#### Exercise:
The lines to be copied run from the one containing "Serialize everything readable" to the end of the material below; reproduce them exactly, including both ends, and nothing more.

#### Working data:
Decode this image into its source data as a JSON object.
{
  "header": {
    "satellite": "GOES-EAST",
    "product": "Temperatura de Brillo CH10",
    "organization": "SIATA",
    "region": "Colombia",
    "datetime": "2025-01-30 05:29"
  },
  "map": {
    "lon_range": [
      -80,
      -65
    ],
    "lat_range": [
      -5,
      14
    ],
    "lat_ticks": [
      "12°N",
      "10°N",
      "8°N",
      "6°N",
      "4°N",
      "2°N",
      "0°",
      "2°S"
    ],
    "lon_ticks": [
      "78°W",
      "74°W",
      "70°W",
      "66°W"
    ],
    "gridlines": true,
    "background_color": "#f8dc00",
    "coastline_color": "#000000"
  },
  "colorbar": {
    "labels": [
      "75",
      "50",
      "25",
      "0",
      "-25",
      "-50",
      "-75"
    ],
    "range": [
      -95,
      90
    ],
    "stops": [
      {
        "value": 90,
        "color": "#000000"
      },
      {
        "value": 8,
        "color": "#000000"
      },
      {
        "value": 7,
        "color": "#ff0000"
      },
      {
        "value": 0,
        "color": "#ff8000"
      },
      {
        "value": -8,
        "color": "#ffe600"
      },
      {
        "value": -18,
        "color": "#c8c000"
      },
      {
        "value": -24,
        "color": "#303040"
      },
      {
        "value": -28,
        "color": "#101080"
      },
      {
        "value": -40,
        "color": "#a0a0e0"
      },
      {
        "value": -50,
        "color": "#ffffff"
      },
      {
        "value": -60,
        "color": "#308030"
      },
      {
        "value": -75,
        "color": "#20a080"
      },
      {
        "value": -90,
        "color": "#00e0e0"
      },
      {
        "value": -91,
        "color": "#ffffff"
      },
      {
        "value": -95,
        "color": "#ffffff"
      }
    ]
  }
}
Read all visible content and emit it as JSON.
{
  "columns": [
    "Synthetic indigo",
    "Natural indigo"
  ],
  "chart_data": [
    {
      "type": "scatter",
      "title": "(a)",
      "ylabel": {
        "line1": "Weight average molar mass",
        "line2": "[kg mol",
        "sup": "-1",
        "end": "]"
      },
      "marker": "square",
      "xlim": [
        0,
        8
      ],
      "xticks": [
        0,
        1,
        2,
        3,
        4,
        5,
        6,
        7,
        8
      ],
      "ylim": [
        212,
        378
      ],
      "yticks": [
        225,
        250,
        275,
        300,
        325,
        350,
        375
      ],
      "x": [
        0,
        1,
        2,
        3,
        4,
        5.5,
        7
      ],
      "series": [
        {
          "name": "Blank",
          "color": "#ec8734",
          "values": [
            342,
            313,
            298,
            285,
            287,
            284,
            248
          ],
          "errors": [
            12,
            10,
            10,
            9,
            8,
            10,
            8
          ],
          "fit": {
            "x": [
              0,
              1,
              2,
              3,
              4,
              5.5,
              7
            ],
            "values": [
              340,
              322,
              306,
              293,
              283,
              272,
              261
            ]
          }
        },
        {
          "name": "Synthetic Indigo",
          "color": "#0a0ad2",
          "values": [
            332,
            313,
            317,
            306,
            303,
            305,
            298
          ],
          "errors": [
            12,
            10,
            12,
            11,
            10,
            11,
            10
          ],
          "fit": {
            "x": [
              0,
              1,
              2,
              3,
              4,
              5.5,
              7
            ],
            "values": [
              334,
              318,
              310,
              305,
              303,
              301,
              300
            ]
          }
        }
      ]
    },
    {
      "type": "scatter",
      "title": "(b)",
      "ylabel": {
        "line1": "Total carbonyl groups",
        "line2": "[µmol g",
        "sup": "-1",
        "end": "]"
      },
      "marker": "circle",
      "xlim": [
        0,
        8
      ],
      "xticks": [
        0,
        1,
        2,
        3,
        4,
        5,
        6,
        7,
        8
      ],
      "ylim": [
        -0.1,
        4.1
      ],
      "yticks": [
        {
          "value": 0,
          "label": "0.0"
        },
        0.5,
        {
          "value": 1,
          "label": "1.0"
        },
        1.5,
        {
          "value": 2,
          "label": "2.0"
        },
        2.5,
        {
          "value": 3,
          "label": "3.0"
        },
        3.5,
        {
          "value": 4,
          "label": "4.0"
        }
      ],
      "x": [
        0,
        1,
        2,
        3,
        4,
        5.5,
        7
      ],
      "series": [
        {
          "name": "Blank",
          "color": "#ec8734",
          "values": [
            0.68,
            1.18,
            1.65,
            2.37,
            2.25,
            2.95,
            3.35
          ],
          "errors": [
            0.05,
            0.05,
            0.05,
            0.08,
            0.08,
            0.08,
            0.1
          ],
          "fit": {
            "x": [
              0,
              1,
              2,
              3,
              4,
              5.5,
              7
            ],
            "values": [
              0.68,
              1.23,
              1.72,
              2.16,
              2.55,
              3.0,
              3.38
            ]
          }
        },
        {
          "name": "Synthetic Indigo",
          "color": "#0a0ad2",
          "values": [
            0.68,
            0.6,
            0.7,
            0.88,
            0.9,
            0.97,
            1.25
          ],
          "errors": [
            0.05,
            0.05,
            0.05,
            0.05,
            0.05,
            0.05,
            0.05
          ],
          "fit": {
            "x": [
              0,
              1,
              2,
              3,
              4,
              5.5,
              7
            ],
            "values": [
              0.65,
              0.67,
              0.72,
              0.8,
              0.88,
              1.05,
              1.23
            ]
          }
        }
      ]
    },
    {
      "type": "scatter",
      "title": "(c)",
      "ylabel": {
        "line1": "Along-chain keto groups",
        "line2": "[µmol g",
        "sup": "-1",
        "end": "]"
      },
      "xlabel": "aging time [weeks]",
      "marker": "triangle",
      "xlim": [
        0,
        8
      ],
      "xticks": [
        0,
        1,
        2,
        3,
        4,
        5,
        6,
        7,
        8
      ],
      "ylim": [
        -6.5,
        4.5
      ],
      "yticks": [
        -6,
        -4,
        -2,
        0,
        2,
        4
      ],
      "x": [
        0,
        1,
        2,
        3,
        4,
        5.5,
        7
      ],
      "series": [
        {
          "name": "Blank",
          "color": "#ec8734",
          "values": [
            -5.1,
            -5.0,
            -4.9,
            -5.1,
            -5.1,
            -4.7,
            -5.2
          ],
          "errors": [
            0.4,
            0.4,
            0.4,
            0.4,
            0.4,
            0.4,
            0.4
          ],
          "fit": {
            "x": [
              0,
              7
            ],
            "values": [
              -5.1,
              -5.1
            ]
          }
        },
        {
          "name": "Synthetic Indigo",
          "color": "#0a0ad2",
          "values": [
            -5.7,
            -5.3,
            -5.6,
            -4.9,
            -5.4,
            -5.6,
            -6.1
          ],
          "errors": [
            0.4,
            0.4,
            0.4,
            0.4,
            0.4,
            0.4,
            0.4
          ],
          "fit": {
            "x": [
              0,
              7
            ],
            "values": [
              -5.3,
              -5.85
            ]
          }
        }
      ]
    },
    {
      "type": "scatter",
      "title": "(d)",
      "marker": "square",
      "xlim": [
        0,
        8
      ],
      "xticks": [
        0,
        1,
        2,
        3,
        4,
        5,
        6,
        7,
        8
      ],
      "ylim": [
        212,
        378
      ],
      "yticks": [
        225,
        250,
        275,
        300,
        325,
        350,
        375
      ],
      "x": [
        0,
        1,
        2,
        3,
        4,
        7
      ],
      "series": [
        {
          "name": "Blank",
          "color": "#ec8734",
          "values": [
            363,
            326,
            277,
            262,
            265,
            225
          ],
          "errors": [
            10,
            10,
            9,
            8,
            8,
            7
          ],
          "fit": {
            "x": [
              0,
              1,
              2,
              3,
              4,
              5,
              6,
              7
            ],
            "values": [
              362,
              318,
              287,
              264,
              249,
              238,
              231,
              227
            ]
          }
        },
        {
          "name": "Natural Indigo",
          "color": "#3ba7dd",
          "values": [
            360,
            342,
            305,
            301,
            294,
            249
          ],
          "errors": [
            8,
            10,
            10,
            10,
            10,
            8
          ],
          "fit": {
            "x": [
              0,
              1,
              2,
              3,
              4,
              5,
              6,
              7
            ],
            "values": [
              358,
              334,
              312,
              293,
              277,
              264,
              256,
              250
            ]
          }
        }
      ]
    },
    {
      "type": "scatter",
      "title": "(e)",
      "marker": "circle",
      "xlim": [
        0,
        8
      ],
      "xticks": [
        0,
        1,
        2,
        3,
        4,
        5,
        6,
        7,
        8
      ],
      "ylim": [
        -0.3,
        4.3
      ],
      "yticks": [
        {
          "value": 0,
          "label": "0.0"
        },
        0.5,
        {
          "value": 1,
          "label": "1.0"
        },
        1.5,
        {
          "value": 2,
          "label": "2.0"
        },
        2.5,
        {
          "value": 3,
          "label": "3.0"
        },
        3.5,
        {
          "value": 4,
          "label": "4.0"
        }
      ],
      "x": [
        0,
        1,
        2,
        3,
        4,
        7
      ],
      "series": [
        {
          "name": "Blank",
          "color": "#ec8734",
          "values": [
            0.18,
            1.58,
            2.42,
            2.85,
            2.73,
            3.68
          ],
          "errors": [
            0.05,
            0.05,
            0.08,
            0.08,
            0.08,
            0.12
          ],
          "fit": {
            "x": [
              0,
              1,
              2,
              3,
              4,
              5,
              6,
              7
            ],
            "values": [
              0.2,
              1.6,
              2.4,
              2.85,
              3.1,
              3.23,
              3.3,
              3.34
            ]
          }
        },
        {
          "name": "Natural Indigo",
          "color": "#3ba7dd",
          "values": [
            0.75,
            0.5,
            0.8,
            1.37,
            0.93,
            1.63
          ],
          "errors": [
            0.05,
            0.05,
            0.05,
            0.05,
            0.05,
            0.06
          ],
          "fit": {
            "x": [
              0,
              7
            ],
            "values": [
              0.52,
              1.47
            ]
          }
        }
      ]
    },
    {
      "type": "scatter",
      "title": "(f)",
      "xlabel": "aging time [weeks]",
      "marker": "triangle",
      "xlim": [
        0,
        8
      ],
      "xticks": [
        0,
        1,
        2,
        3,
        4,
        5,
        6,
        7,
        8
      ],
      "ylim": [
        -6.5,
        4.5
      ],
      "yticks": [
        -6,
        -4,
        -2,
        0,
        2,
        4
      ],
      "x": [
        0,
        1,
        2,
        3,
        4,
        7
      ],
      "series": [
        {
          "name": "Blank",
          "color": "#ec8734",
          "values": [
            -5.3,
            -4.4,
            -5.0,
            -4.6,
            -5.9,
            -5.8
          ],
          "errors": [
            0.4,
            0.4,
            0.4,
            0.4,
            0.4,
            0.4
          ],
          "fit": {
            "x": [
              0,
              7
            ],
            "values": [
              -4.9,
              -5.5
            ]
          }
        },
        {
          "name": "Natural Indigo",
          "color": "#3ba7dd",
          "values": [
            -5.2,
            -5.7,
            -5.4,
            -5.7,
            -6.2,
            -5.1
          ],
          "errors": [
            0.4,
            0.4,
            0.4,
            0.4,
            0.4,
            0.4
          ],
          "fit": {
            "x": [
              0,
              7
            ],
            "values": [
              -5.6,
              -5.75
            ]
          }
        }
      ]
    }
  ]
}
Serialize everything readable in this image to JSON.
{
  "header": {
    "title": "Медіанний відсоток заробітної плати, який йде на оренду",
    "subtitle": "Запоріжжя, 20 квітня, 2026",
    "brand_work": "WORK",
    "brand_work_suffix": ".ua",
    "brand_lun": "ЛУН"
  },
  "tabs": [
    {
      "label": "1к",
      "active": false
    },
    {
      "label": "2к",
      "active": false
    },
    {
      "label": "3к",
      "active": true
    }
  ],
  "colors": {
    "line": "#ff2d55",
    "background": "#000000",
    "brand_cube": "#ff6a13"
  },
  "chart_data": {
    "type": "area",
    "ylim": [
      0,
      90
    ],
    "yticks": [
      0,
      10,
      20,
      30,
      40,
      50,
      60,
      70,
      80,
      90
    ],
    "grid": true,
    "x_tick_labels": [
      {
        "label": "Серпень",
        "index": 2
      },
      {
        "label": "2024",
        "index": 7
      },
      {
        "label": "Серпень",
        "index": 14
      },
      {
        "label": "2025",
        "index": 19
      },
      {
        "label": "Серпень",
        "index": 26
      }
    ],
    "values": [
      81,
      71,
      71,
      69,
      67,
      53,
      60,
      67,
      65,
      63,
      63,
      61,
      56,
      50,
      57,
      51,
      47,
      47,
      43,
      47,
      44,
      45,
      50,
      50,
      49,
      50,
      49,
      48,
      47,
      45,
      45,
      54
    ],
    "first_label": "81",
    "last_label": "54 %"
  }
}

#### In response:
Serialize everything readable in this image to JSON.
{
  "header": {
    "title": "Медіанний відсоток заробітної плати, який йде на оренду",
    "subtitle": "Запоріжжя, 20 квітня, 2026",
    "brand_work": "WORK",
    "brand_work_suffix": ".ua",
    "brand_lun": "ЛУН"
  },
  "tabs": [
    {
      "label": "1к",
      "active": false
    },
    {
      "label": "2к",
      "active": false
    },
    {
      "label": "3к",
      "active": true
    }
  ],
  "colors": {
    "line": "#ff2d55",
    "background": "#000000",
    "brand_cube": "#ff6a13"
  },
  "chart_data": {
    "type": "area",
    "ylim": [
      0,
      90
    ],
    "yticks": [
      0,
      10,
      20,
      30,
      40,
      50,
      60,
      70,
      80,
      90
    ],
    "grid": true,
    "x_tick_labels": [
      {
        "label": "Серпень",
        "index": 2
      },
      {
        "label": "2024",
        "index": 7
      },
      {
        "label": "Серпень",
        "index": 14
      },
      {
        "label": "2025",
        "index": 19
      },
      {
        "label": "Серпень",
        "index": 26
      }
    ],
    "values": [
      81,
      71,
      71,
      69,
      67,
      53,
      60,
      67,
      65,
      63,
      63,
      61,
      56,
      50,
      57,
      51,
      47,
      47,
      43,
      47,
      44,
      45,
      50,
      50,
      49,
      50,
      49,
      48,
      47,
      45,
      45,
      54
    ],
    "first_label": "81",
    "last_label": "54 %"
  }
}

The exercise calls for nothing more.